## start Dataset entries

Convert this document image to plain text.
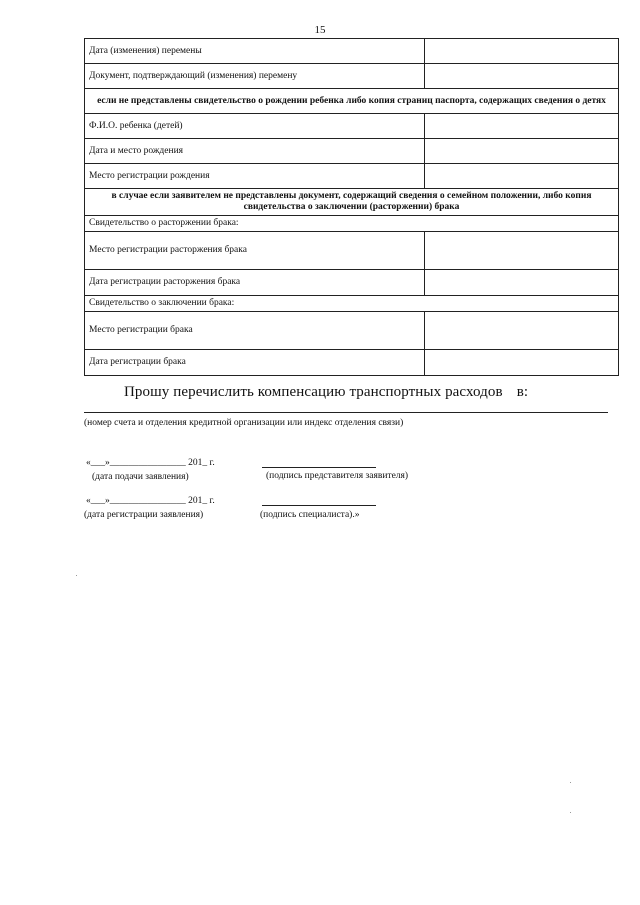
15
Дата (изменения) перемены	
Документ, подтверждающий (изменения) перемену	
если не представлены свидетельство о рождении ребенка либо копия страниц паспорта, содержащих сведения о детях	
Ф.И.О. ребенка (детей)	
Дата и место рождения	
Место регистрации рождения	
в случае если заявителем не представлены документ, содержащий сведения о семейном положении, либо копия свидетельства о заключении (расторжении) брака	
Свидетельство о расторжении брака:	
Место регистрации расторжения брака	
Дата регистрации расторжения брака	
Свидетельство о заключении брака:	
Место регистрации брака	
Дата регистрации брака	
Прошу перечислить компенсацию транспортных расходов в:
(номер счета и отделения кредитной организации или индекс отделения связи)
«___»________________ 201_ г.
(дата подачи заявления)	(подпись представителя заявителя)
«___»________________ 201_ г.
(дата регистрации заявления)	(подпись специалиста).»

## end Dataset entries
## start Dataset entries

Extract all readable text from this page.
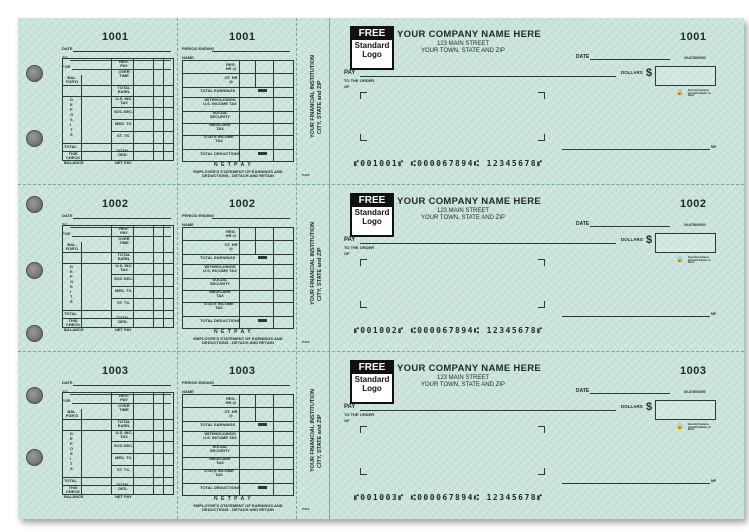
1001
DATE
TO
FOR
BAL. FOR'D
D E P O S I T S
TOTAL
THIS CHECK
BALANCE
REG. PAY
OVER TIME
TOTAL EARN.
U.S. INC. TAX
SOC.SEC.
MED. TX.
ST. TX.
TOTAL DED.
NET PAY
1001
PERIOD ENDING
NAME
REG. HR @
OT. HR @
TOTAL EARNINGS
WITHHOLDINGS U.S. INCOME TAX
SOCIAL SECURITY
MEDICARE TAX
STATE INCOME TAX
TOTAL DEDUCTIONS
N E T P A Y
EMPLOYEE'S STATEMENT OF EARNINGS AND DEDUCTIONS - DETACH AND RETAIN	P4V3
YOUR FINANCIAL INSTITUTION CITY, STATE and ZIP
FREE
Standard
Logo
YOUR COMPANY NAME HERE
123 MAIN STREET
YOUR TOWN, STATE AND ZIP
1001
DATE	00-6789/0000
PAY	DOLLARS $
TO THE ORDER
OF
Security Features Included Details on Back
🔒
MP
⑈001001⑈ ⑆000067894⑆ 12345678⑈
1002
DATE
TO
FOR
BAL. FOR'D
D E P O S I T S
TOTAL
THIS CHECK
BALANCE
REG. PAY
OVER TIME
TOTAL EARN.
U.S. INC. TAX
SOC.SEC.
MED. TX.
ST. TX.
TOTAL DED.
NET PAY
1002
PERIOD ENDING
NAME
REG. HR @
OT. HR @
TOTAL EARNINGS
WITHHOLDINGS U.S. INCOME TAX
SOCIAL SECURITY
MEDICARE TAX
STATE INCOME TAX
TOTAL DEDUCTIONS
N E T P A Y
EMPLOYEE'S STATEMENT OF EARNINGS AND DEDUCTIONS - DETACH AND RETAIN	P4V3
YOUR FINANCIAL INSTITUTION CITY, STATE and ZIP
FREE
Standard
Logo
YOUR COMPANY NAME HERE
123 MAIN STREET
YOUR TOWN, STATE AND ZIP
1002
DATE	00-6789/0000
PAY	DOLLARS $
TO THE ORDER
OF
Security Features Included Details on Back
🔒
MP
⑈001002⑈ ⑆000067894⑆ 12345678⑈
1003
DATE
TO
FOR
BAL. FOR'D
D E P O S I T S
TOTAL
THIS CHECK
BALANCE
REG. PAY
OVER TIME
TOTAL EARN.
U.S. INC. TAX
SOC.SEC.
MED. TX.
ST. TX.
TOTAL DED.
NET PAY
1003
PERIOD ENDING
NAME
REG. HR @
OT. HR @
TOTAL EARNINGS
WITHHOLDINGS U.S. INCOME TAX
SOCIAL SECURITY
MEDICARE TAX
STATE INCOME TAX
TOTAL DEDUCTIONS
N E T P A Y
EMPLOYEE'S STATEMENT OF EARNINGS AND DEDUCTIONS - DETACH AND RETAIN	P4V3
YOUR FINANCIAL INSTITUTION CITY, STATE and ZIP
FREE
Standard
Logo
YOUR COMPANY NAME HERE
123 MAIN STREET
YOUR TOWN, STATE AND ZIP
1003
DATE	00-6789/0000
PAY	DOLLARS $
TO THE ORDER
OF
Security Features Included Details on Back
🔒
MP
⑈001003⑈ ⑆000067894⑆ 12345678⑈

## end Dataset entries

_What this task involves:_ Find all lines where the word "брака" appears. Copy them.

_Problem solution:_
в случае если заявителем не представлены документ, содержащий сведения о семейном положении, либо копия свидетельства о заключении (расторжении) брака	
Свидетельство о расторжении брака:	
Место регистрации расторжения брака	
Дата регистрации расторжения брака	
Свидетельство о заключении брака:	
Место регистрации брака	
Дата регистрации брака	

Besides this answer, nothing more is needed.